▸ **TASK DIRECTIONS**:
Every line with the string "value" should be gathered.

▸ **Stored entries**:
..........
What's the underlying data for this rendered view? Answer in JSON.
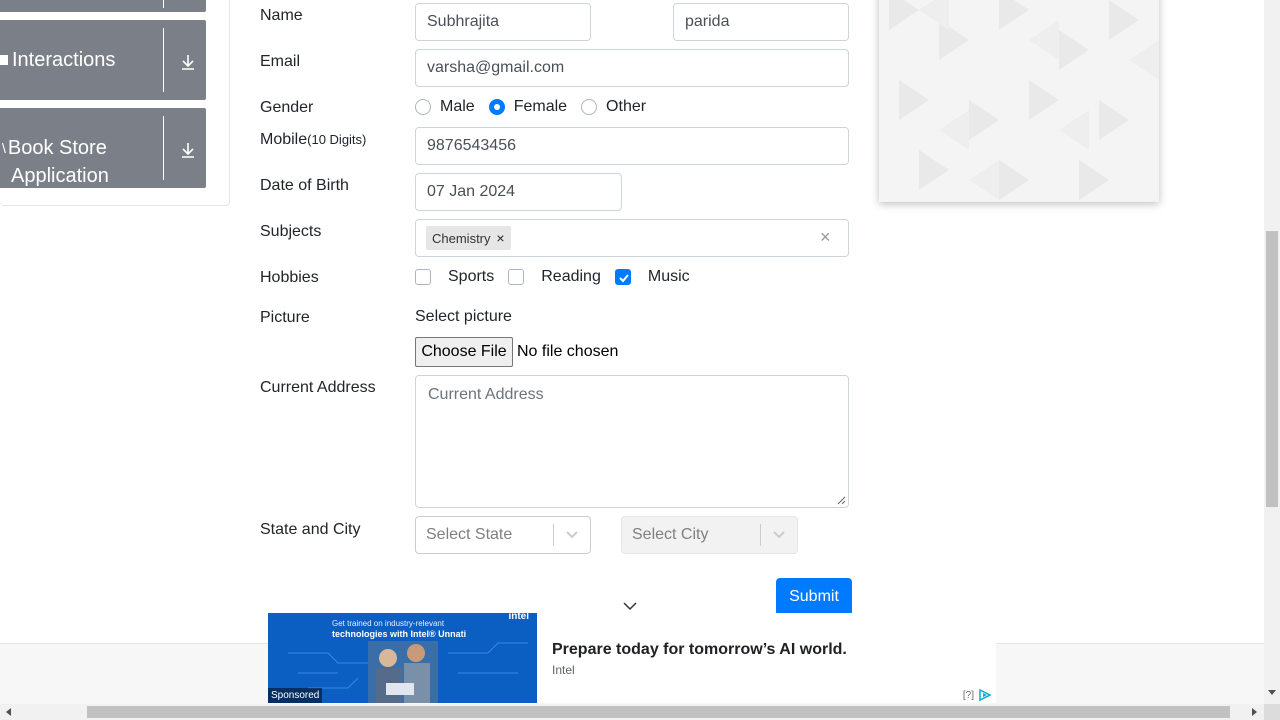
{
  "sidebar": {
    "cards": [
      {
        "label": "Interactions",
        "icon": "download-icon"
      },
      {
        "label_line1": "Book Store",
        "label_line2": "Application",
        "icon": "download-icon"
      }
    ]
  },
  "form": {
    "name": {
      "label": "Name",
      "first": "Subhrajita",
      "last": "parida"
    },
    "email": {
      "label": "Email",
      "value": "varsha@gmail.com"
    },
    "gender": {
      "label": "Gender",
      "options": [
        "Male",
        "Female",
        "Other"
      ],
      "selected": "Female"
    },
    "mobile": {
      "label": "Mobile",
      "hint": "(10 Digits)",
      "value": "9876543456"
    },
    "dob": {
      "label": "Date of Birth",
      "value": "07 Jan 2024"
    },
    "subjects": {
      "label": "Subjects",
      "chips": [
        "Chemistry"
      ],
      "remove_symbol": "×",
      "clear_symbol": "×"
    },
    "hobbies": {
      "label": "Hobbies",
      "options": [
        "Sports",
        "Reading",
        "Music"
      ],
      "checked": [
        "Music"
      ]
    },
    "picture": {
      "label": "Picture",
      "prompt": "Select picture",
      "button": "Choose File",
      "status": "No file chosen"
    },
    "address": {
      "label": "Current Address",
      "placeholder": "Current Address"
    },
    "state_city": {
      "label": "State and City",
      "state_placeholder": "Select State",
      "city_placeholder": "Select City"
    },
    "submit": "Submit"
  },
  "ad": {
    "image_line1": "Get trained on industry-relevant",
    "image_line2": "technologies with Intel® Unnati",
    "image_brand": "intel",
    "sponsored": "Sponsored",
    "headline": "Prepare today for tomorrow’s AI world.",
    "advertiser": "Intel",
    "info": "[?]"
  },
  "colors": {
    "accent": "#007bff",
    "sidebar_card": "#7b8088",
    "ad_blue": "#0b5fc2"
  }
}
..........
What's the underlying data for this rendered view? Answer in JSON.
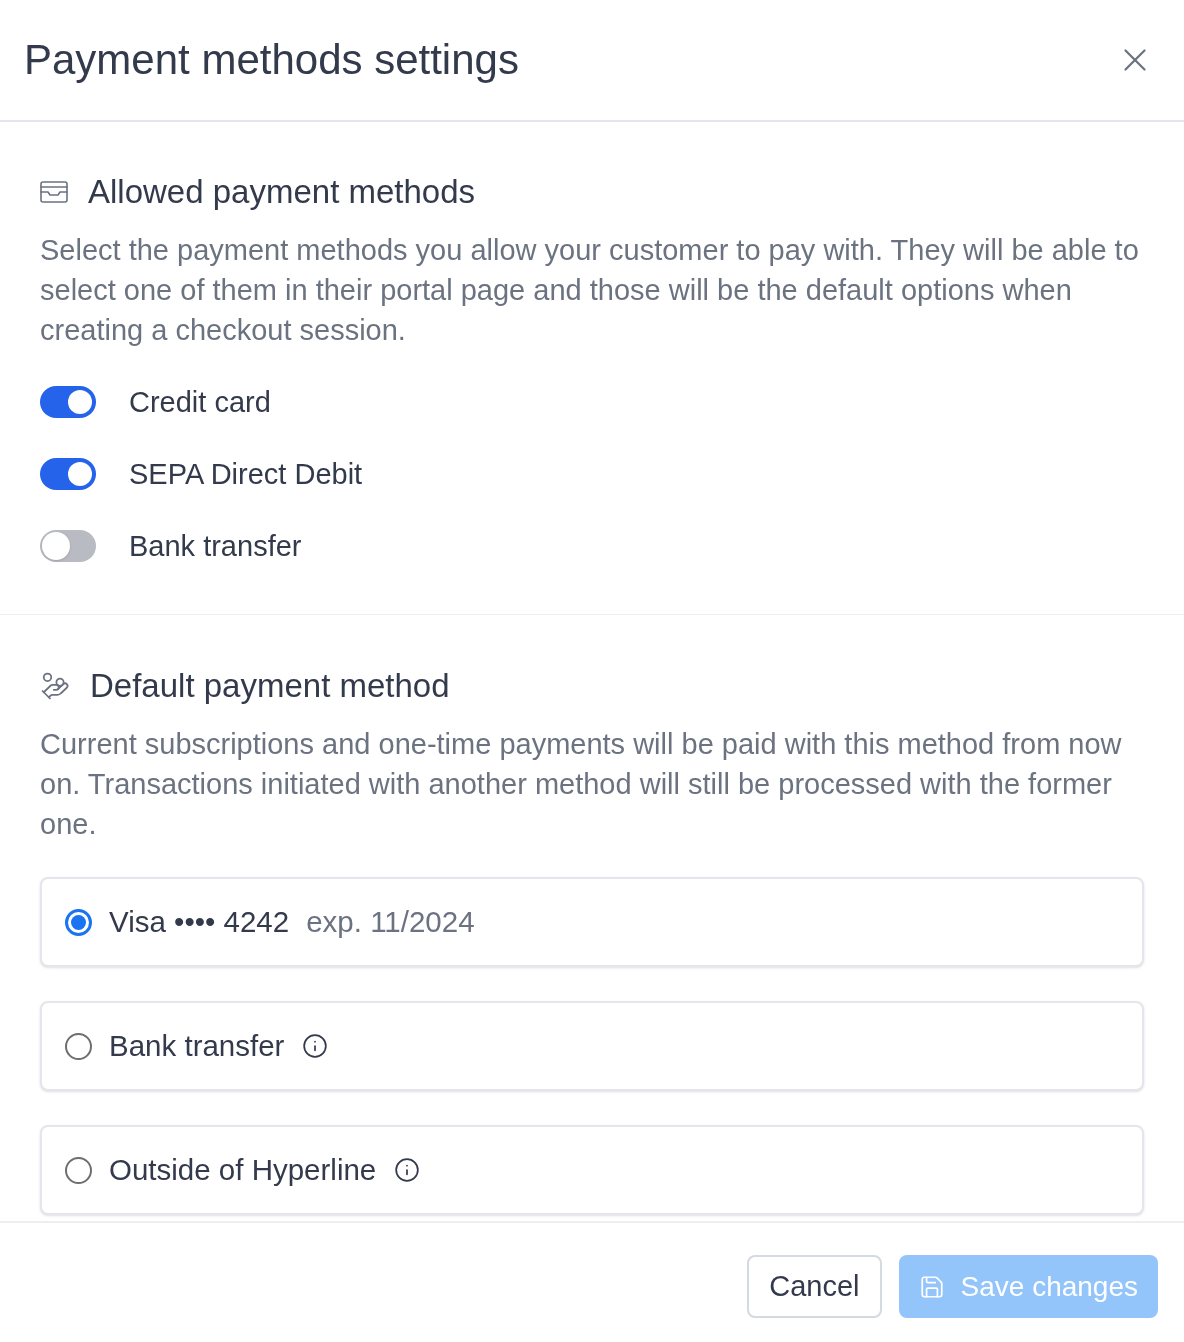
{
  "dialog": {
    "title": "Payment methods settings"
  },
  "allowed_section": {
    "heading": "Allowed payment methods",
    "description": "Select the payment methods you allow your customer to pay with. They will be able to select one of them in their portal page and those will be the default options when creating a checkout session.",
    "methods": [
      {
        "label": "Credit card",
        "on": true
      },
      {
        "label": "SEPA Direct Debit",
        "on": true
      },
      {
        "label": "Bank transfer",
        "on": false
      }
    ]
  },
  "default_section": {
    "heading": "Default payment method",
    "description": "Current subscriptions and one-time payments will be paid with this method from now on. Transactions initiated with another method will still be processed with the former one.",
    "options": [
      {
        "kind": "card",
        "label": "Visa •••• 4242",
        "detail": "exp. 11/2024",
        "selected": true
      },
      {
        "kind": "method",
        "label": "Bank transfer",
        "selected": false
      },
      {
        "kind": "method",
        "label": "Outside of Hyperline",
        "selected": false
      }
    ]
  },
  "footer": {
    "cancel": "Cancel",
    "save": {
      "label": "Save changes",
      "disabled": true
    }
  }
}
..........
▸ **WRITTEN SOLUTION**:
      "value": "varsha@gmail.com"
      "value": "9876543456"
      "value": "07 Jan 2024"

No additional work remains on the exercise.